**Input material**
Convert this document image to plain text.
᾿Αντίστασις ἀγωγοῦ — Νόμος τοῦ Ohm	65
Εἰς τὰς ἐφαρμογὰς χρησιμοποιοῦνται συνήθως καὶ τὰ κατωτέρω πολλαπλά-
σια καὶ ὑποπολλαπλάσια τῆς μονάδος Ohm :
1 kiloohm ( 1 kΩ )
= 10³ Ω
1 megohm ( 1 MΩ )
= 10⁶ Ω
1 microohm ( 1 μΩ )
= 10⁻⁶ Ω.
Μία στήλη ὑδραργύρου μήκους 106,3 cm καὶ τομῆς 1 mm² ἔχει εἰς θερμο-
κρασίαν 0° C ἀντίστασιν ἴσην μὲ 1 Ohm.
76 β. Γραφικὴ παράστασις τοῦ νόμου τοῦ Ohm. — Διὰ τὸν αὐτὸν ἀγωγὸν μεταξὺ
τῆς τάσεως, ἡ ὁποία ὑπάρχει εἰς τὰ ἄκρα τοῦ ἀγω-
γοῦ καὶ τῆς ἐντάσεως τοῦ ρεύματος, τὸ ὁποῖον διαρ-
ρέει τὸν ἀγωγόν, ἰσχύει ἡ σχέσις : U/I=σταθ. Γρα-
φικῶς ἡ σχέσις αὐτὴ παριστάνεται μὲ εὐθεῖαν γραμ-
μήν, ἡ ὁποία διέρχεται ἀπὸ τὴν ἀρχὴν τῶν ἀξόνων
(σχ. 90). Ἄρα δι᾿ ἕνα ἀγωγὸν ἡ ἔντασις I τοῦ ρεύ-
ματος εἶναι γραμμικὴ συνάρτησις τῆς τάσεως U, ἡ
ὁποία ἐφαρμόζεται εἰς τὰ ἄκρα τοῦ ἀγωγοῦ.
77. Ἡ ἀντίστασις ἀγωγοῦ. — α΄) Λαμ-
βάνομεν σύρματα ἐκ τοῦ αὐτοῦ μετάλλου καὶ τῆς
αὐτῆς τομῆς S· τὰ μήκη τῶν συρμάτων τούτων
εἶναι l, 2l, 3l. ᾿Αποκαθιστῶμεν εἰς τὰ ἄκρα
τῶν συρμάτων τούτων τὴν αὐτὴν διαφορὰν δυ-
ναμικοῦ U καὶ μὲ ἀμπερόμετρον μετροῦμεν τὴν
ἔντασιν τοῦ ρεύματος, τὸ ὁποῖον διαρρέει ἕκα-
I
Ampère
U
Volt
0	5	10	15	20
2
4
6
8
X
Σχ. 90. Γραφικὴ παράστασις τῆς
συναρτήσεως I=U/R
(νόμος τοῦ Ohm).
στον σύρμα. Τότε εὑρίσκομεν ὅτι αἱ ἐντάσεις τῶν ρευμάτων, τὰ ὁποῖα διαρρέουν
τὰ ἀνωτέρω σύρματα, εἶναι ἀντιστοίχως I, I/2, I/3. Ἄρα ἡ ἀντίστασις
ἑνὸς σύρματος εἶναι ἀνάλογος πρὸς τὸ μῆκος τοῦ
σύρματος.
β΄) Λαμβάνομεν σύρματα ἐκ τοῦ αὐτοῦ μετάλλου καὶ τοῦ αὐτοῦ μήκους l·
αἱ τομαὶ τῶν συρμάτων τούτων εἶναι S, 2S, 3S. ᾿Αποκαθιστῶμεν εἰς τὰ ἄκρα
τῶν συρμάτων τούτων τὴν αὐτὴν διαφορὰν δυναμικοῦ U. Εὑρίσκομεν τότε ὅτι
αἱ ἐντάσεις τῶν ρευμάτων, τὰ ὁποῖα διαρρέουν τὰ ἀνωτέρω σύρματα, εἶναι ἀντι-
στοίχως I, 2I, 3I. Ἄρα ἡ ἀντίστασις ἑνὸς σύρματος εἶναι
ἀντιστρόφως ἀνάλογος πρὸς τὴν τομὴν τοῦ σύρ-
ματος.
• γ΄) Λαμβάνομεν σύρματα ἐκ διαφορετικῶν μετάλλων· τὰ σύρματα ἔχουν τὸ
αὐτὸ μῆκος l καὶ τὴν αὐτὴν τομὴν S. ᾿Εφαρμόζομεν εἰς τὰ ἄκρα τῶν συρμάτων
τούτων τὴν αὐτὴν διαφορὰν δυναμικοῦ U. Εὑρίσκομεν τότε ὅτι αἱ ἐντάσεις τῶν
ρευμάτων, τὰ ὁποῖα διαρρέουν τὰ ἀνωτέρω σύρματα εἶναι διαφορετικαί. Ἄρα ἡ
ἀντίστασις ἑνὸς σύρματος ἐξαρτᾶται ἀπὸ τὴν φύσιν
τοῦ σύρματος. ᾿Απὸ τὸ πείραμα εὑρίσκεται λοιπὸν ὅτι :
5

**What is needed**
Give the listing again, word for word.

**Exercise answer**
Convert this document image to plain text.
᾿Αντίστασις ἀγωγοῦ — Νόμος τοῦ Ohm	65
Εἰς τὰς ἐφαρμογὰς χρησιμοποιοῦνται συνήθως καὶ τὰ κατωτέρω πολλαπλά-
σια καὶ ὑποπολλαπλάσια τῆς μονάδος Ohm :
1 kiloohm ( 1 kΩ )
= 10³ Ω
1 megohm ( 1 MΩ )
= 10⁶ Ω
1 microohm ( 1 μΩ )
= 10⁻⁶ Ω.
Μία στήλη ὑδραργύρου μήκους 106,3 cm καὶ τομῆς 1 mm² ἔχει εἰς θερμο-
κρασίαν 0° C ἀντίστασιν ἴσην μὲ 1 Ohm.
76 β. Γραφικὴ παράστασις τοῦ νόμου τοῦ Ohm. — Διὰ τὸν αὐτὸν ἀγωγὸν μεταξὺ
τῆς τάσεως, ἡ ὁποία ὑπάρχει εἰς τὰ ἄκρα τοῦ ἀγω-
γοῦ καὶ τῆς ἐντάσεως τοῦ ρεύματος, τὸ ὁποῖον διαρ-
ρέει τὸν ἀγωγόν, ἰσχύει ἡ σχέσις : U/I=σταθ. Γρα-
φικῶς ἡ σχέσις αὐτὴ παριστάνεται μὲ εὐθεῖαν γραμ-
μήν, ἡ ὁποία διέρχεται ἀπὸ τὴν ἀρχὴν τῶν ἀξόνων
(σχ. 90). Ἄρα δι᾿ ἕνα ἀγωγὸν ἡ ἔντασις I τοῦ ρεύ-
ματος εἶναι γραμμικὴ συνάρτησις τῆς τάσεως U, ἡ
ὁποία ἐφαρμόζεται εἰς τὰ ἄκρα τοῦ ἀγωγοῦ.
77. Ἡ ἀντίστασις ἀγωγοῦ. — α΄) Λαμ-
βάνομεν σύρματα ἐκ τοῦ αὐτοῦ μετάλλου καὶ τῆς
αὐτῆς τομῆς S· τὰ μήκη τῶν συρμάτων τούτων
εἶναι l, 2l, 3l. ᾿Αποκαθιστῶμεν εἰς τὰ ἄκρα
τῶν συρμάτων τούτων τὴν αὐτὴν διαφορὰν δυ-
ναμικοῦ U καὶ μὲ ἀμπερόμετρον μετροῦμεν τὴν
ἔντασιν τοῦ ρεύματος, τὸ ὁποῖον διαρρέει ἕκα-
I
Ampère
U
Volt
0	5	10	15	20
2
4
6
8
X
Σχ. 90. Γραφικὴ παράστασις τῆς
συναρτήσεως I=U/R
(νόμος τοῦ Ohm).
στον σύρμα. Τότε εὑρίσκομεν ὅτι αἱ ἐντάσεις τῶν ρευμάτων, τὰ ὁποῖα διαρρέουν
τὰ ἀνωτέρω σύρματα, εἶναι ἀντιστοίχως I, I/2, I/3. Ἄρα ἡ ἀντίστασις
ἑνὸς σύρματος εἶναι ἀνάλογος πρὸς τὸ μῆκος τοῦ
σύρματος.
β΄) Λαμβάνομεν σύρματα ἐκ τοῦ αὐτοῦ μετάλλου καὶ τοῦ αὐτοῦ μήκους l·
αἱ τομαὶ τῶν συρμάτων τούτων εἶναι S, 2S, 3S. ᾿Αποκαθιστῶμεν εἰς τὰ ἄκρα
τῶν συρμάτων τούτων τὴν αὐτὴν διαφορὰν δυναμικοῦ U. Εὑρίσκομεν τότε ὅτι
αἱ ἐντάσεις τῶν ρευμάτων, τὰ ὁποῖα διαρρέουν τὰ ἀνωτέρω σύρματα, εἶναι ἀντι-
στοίχως I, 2I, 3I. Ἄρα ἡ ἀντίστασις ἑνὸς σύρματος εἶναι
ἀντιστρόφως ἀνάλογος πρὸς τὴν τομὴν τοῦ σύρ-
ματος.
• γ΄) Λαμβάνομεν σύρματα ἐκ διαφορετικῶν μετάλλων· τὰ σύρματα ἔχουν τὸ
αὐτὸ μῆκος l καὶ τὴν αὐτὴν τομὴν S. ᾿Εφαρμόζομεν εἰς τὰ ἄκρα τῶν συρμάτων
τούτων τὴν αὐτὴν διαφορὰν δυναμικοῦ U. Εὑρίσκομεν τότε ὅτι αἱ ἐντάσεις τῶν
ρευμάτων, τὰ ὁποῖα διαρρέουν τὰ ἀνωτέρω σύρματα εἶναι διαφορετικαί. Ἄρα ἡ
ἀντίστασις ἑνὸς σύρματος ἐξαρτᾶται ἀπὸ τὴν φύσιν
τοῦ σύρματος. ᾿Απὸ τὸ πείραμα εὑρίσκεται λοιπὸν ὅτι :
5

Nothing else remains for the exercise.